» Task objective: Work through the entries below and report how many lines include "JSON". The number alone is the answer.

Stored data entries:

────────────────────

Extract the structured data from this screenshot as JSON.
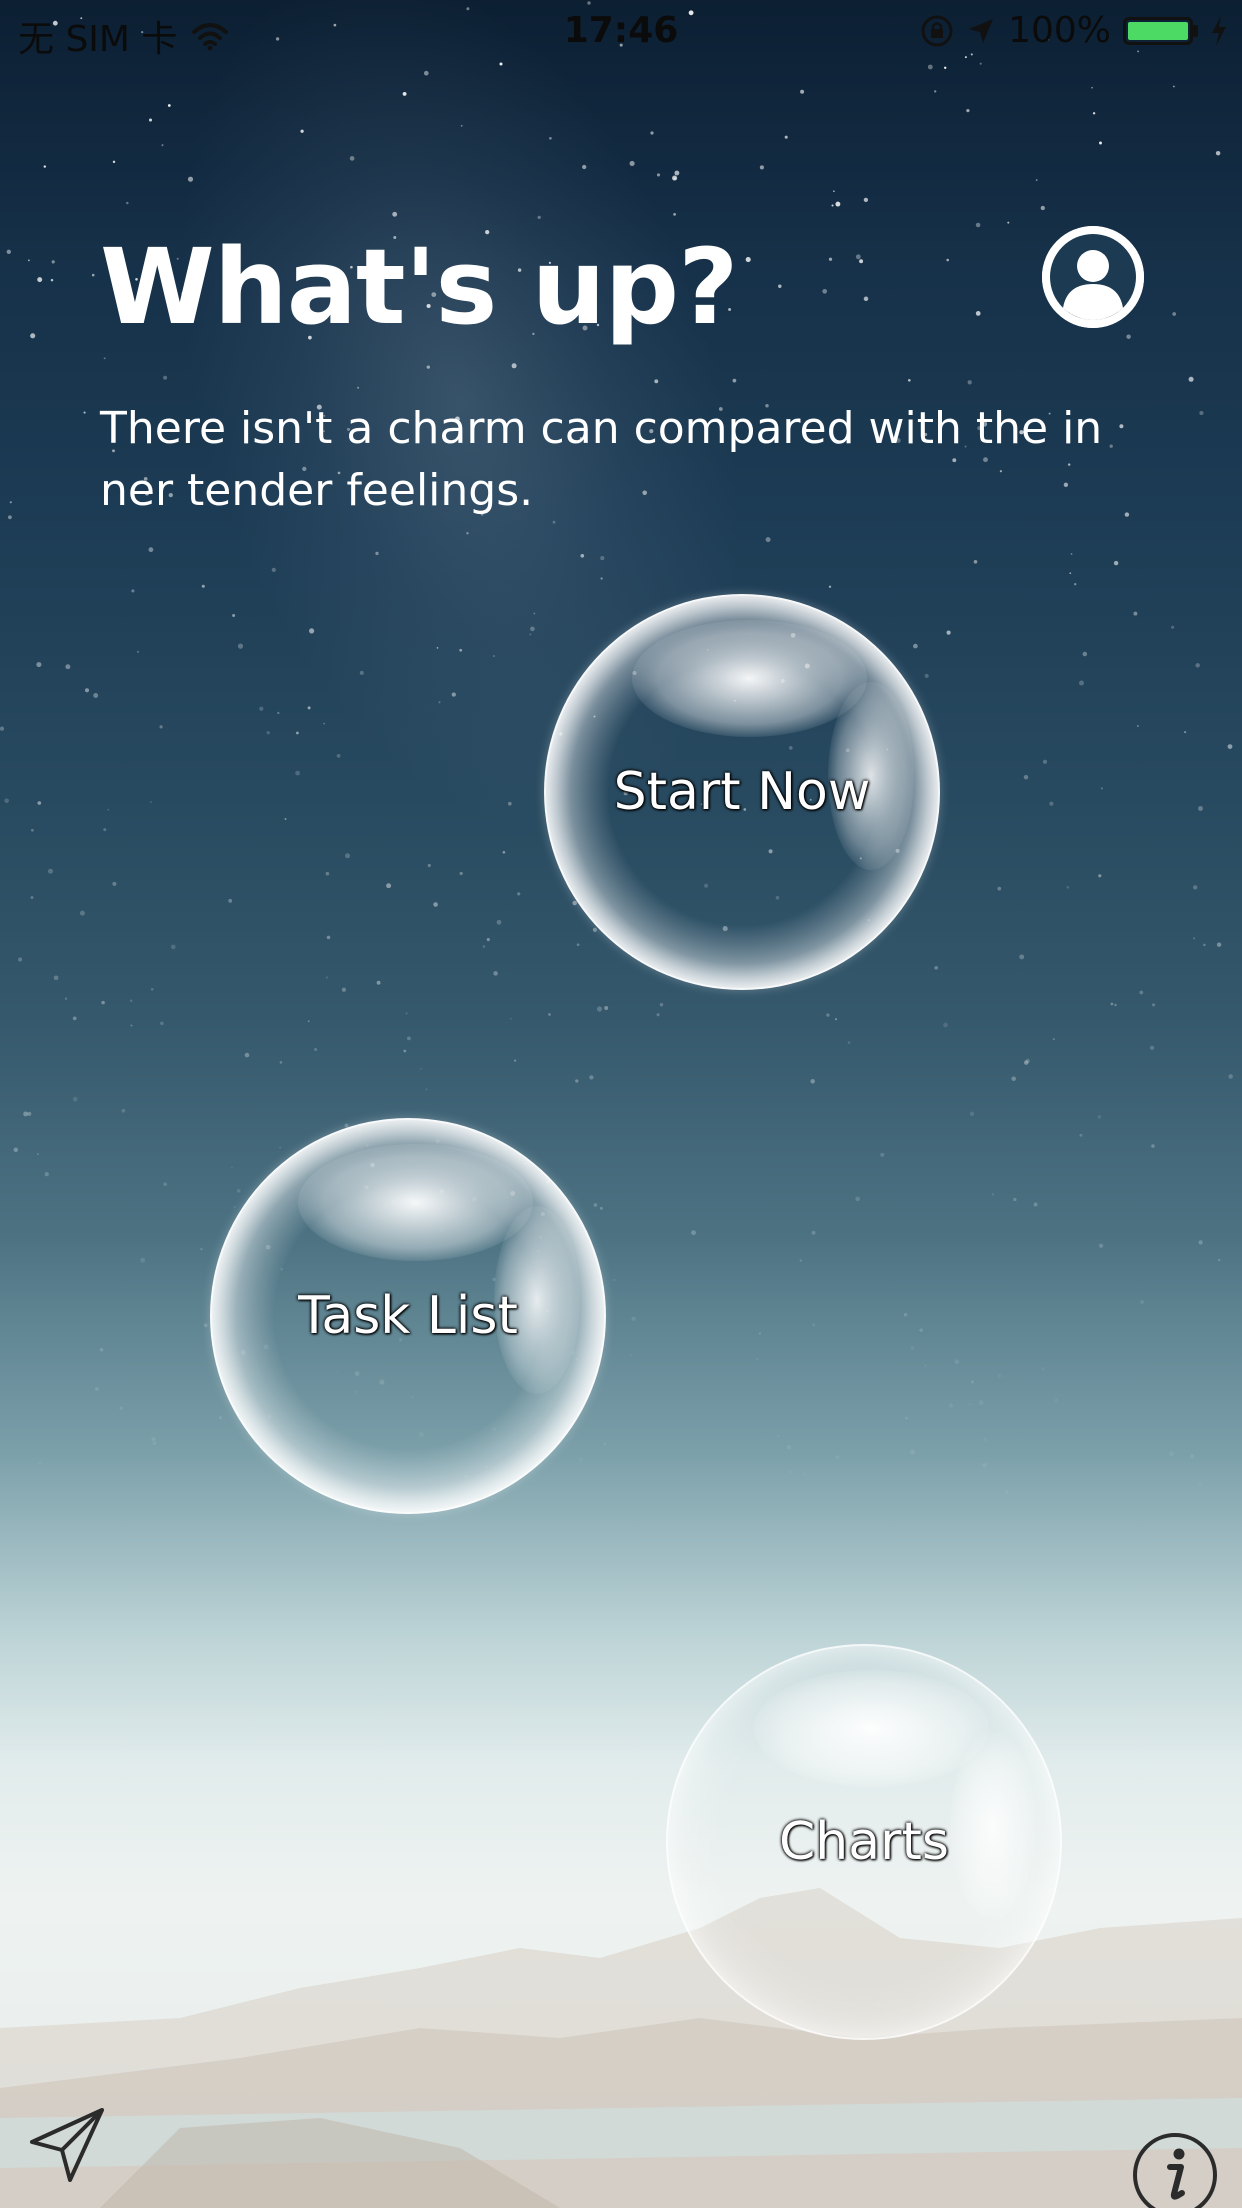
{
  "status_bar": {
    "carrier": "无 SIM 卡",
    "time": "17:46",
    "battery_percent": "100%",
    "battery_level": 1.0,
    "icons": [
      "wifi-icon",
      "orientation-lock-icon",
      "location-arrow-icon",
      "battery-icon",
      "charging-bolt-icon"
    ]
  },
  "header": {
    "title": "What's up?",
    "subtitle": "There isn't a charm can compared with the inner tender feelings.",
    "profile_icon": "user-profile-icon"
  },
  "bubbles": {
    "start_now": "Start Now",
    "task_list": "Task List",
    "charts": "Charts"
  },
  "bottom_bar": {
    "left_icon": "send-paper-plane-icon",
    "right_icon": "info-icon"
  },
  "colors": {
    "battery_fill": "#4cd964",
    "text": "#ffffff",
    "sky_top": "#0c1f33",
    "horizon": "#eef3f1"
  }
}
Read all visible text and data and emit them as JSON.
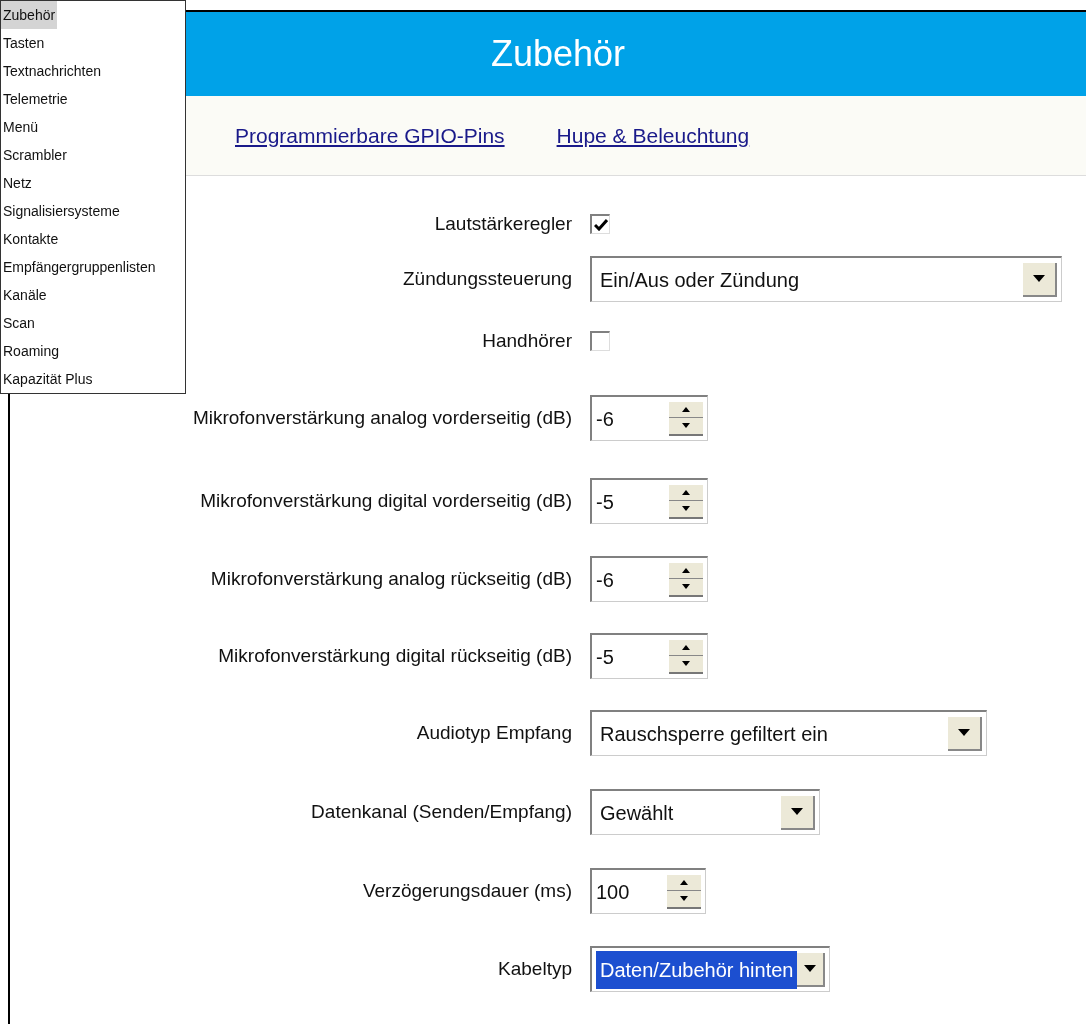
{
  "menu": {
    "items": [
      {
        "label": "Zubehör",
        "selected": true
      },
      {
        "label": "Tasten",
        "selected": false
      },
      {
        "label": "Textnachrichten",
        "selected": false
      },
      {
        "label": "Telemetrie",
        "selected": false
      },
      {
        "label": "Menü",
        "selected": false
      },
      {
        "label": "Scrambler",
        "selected": false
      },
      {
        "label": "Netz",
        "selected": false
      },
      {
        "label": "Signalisiersysteme",
        "selected": false
      },
      {
        "label": "Kontakte",
        "selected": false
      },
      {
        "label": "Empfängergruppenlisten",
        "selected": false
      },
      {
        "label": "Kanäle",
        "selected": false
      },
      {
        "label": "Scan",
        "selected": false
      },
      {
        "label": "Roaming",
        "selected": false
      },
      {
        "label": "Kapazität Plus",
        "selected": false
      }
    ]
  },
  "header": {
    "title": "Zubehör"
  },
  "links": [
    "Programmierbare GPIO-Pins",
    "Hupe & Beleuchtung"
  ],
  "form": {
    "rows": [
      {
        "kind": "checkbox",
        "label": "Lautstärkeregler",
        "checked": true
      },
      {
        "kind": "dropdown",
        "label": "Zündungssteuerung",
        "value": "Ein/Aus oder Zündung",
        "focused": false
      },
      {
        "kind": "checkbox",
        "label": "Handhörer",
        "checked": false
      },
      {
        "kind": "spinner",
        "label": "Mikrofonverstärkung analog vorderseitig (dB)",
        "value": "-6"
      },
      {
        "kind": "spinner",
        "label": "Mikrofonverstärkung digital vorderseitig (dB)",
        "value": "-5"
      },
      {
        "kind": "spinner",
        "label": "Mikrofonverstärkung analog rückseitig (dB)",
        "value": "-6"
      },
      {
        "kind": "spinner",
        "label": "Mikrofonverstärkung digital rückseitig (dB)",
        "value": "-5"
      },
      {
        "kind": "dropdown",
        "label": "Audiotyp Empfang",
        "value": "Rauschsperre gefiltert ein",
        "focused": false
      },
      {
        "kind": "dropdown",
        "label": "Datenkanal (Senden/Empfang)",
        "value": "Gewählt",
        "focused": false
      },
      {
        "kind": "spinner",
        "label": "Verzögerungsdauer (ms)",
        "value": "100"
      },
      {
        "kind": "dropdown",
        "label": "Kabeltyp",
        "value": "Daten/Zubehör hinten",
        "focused": true
      }
    ]
  }
}
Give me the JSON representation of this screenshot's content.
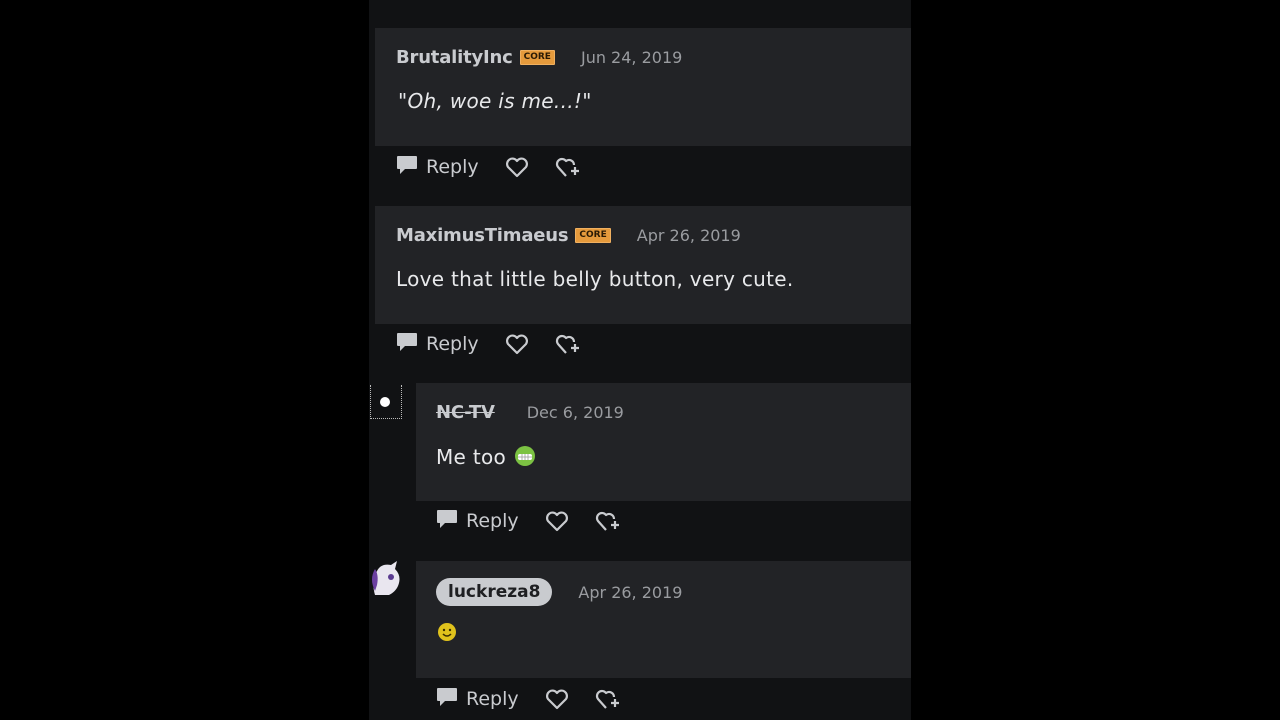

────────────────────

» Result: 3